» **WHAT IS EXPECTED**: Copy out the material below line for line, changing nothing.

» **DATA SHOWN**:
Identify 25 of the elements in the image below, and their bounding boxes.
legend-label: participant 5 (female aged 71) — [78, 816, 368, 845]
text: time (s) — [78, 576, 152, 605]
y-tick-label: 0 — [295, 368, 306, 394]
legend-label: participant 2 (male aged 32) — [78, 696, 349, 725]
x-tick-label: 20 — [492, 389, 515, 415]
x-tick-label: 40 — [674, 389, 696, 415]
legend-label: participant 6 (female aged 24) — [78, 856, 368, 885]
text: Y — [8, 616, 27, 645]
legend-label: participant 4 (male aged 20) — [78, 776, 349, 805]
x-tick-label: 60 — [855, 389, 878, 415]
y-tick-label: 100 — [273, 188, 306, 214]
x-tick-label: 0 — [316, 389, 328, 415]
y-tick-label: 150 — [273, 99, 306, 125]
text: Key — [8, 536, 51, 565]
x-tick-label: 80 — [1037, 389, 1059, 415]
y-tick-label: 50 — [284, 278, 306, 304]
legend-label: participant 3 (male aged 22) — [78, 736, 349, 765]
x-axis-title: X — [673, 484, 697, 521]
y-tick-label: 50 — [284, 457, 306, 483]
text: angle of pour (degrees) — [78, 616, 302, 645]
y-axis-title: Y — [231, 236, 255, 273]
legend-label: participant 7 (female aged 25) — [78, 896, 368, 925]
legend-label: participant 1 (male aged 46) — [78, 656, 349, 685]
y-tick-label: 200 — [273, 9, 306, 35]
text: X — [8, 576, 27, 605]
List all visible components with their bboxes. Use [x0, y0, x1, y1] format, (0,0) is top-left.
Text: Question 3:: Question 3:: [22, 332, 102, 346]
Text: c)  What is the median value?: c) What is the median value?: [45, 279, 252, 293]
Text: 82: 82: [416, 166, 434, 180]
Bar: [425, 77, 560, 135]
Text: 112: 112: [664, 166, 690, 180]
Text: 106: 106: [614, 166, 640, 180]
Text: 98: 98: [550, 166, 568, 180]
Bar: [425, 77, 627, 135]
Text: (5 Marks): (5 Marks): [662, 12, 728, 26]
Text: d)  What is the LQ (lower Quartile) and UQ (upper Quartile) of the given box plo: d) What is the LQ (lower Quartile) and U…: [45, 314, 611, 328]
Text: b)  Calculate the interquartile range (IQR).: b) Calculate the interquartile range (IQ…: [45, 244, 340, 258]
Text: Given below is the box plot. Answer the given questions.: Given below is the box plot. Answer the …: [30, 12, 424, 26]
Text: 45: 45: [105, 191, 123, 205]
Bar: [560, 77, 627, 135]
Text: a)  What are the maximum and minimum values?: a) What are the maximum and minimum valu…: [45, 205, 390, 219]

» **RESULT FOR THIS TASK**:
Identify 25 of the elements in the image below, and their bounding boxes.
legend-label: participant 5 (female aged 71) — [78, 816, 368, 845]
text: time (s) — [78, 576, 152, 605]
y-tick-label: 0 — [295, 368, 306, 394]
legend-label: participant 2 (male aged 32) — [78, 696, 349, 725]
x-tick-label: 20 — [492, 389, 515, 415]
x-tick-label: 40 — [674, 389, 696, 415]
legend-label: participant 6 (female aged 24) — [78, 856, 368, 885]
text: Y — [8, 616, 27, 645]
legend-label: participant 4 (male aged 20) — [78, 776, 349, 805]
x-tick-label: 60 — [855, 389, 878, 415]
y-tick-label: 100 — [273, 188, 306, 214]
x-tick-label: 0 — [316, 389, 328, 415]
y-tick-label: 150 — [273, 99, 306, 125]
text: Key — [8, 536, 51, 565]
x-tick-label: 80 — [1037, 389, 1059, 415]
y-tick-label: 50 — [284, 278, 306, 304]
legend-label: participant 3 (male aged 22) — [78, 736, 349, 765]
x-axis-title: X — [673, 484, 697, 521]
y-tick-label: 50 — [284, 457, 306, 483]
text: angle of pour (degrees) — [78, 616, 302, 645]
y-axis-title: Y — [231, 236, 255, 273]
legend-label: participant 7 (female aged 25) — [78, 896, 368, 925]
legend-label: participant 1 (male aged 46) — [78, 656, 349, 685]
y-tick-label: 200 — [273, 9, 306, 35]
text: X — [8, 576, 27, 605]
List all visible components with their bboxes. Use [x0, y0, x1, y1] format, (0,0) is top-left.
Text: Question 3:: Question 3:: [22, 332, 102, 346]
Text: c)  What is the median value?: c) What is the median value?: [45, 279, 252, 293]
Text: 82: 82: [416, 166, 434, 180]
Bar: [425, 77, 560, 135]
Text: 112: 112: [664, 166, 690, 180]
Text: 106: 106: [614, 166, 640, 180]
Text: 98: 98: [550, 166, 568, 180]
Bar: [425, 77, 627, 135]
Text: (5 Marks): (5 Marks): [662, 12, 728, 26]
Text: d)  What is the LQ (lower Quartile) and UQ (upper Quartile) of the given box plo: d) What is the LQ (lower Quartile) and U…: [45, 314, 611, 328]
Text: b)  Calculate the interquartile range (IQR).: b) Calculate the interquartile range (IQ…: [45, 244, 340, 258]
Text: Given below is the box plot. Answer the given questions.: Given below is the box plot. Answer the …: [30, 12, 424, 26]
Text: 45: 45: [105, 191, 123, 205]
Bar: [560, 77, 627, 135]
Text: a)  What are the maximum and minimum values?: a) What are the maximum and minimum valu…: [45, 205, 390, 219]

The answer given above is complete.